== PASSAGE CITÉ ==

Pendant plus de 20 ans, la pollinisation et la sélection des meilleures souches sont perpétuées par le peuple kanak qui est dépendant en partie des récoltes maraîchères pour vivre. Ils ont une relation rapprochée avec la terre et la nature, qui est très précieuse et ancestrale. Ils ont appliqué des principes de sélection des meilleures souches de cannabis, comme avec les autres végétaux et plantes cultivées. En 1990 la Grande Terre (provinces Sud et Nord), ainsi que les îles, étaient remplies principalement de sativa de beaucoup de phénotypes spécifiques à leur région de culture. Des génétiques adaptées aux différents terroirs de la Nouvelle Calédonie, une vraie typologie territoriale unique, toutes particulières et différentes, en matière d’effet et de terpènes. Beaucoup de passionnés venant d’ailleurs n’en revenaient pas de cette diversité cannabique, ainsi que la culture “roots” l’accompagnant.

La belle époque

Beaucoup de personnes parlent de la “belle époque” en se référant à une période allant des années 80 jusqu'en l’an 2000, car le cannabis n'était pas encore vu comme une source profit, mais plus comme un moyen de partage. Il n’y avait pas que le peuple Kanak qui le cultivait bien sûr, mais ayant le plus de terre et n’ayant que très peu de visite des autorités françaises en terre tribale, c’est avec ce peuple que le cannabis a connu un développement géographique et génétique fort et consistant sur plus de 20 années consécutives.

Certaines souches atteignent des tailles exubérantes, prenant plus de 5 mois de croissance et 6 mois pour finir leur floraison, résultant à des plantes de plusieurs dizaines de kilos. Des photos d'époque le prouvent, et plusieurs histoires de famille nous ont fait part de plantes atteignant parfois les 5 mètres de haut et de circonférence. Il était commun pour un habitant de Nouméa de partir en milieu tribal ou rural et de s’y procurer des quantités relativement élevées (entre 50 et 400 grammes), parfois gratuitement ou en échangeant des biens de première nécessité : vêtements, sucre, café, tabac, outillage, toujours sur la base d’un troc respectueux. N’ayant pas de vision sur les prix dans les milieux cosmopolites du reste du monde, pourquoi considérer une plante n’ayant besoin d’aucun traitement pour être consommée comme une source de revenue profitable ?

===
== ENREGISTREMENTS DE DONNÉES ==

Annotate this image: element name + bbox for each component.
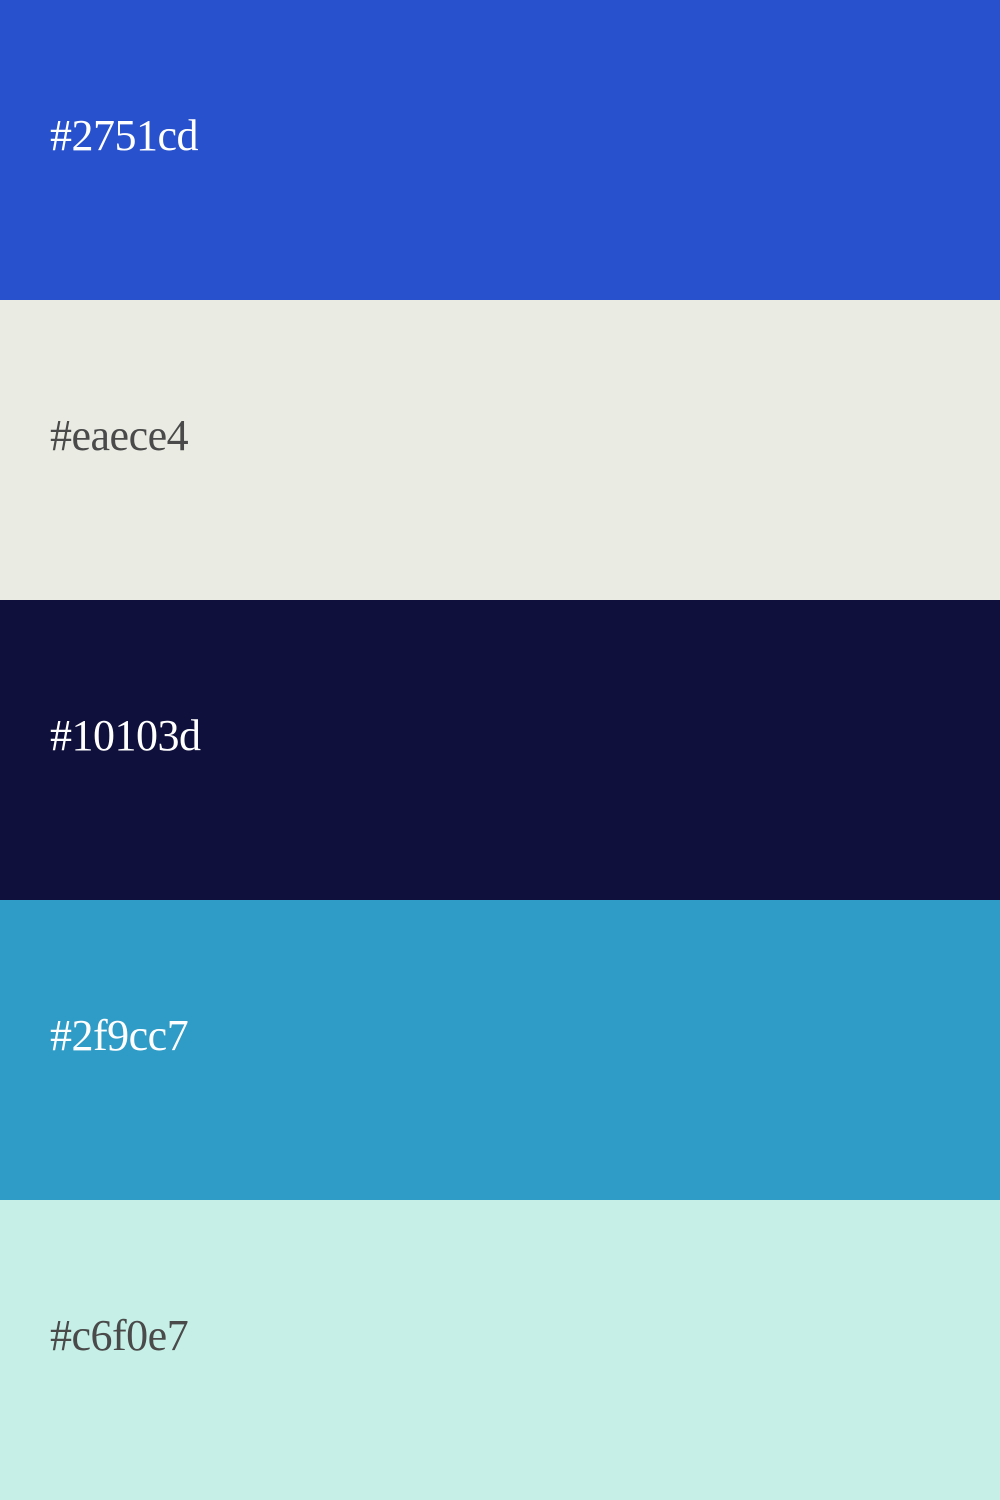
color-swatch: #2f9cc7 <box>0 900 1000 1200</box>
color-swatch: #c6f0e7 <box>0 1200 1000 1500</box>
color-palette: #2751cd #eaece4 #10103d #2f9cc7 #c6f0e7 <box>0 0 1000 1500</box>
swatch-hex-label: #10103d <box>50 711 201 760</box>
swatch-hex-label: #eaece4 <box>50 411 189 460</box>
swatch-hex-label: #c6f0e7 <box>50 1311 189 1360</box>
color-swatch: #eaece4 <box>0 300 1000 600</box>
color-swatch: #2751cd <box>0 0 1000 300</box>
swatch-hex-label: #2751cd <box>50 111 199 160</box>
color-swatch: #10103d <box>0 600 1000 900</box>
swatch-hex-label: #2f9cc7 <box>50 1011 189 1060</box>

===

D'après le passage sur le cannabis en Nouvelle-Calédonie, à quelle période renvoie l'expression « belle époque » ?

Elle renvoie à une période allant des années 80 jusqu'en l'an 2000.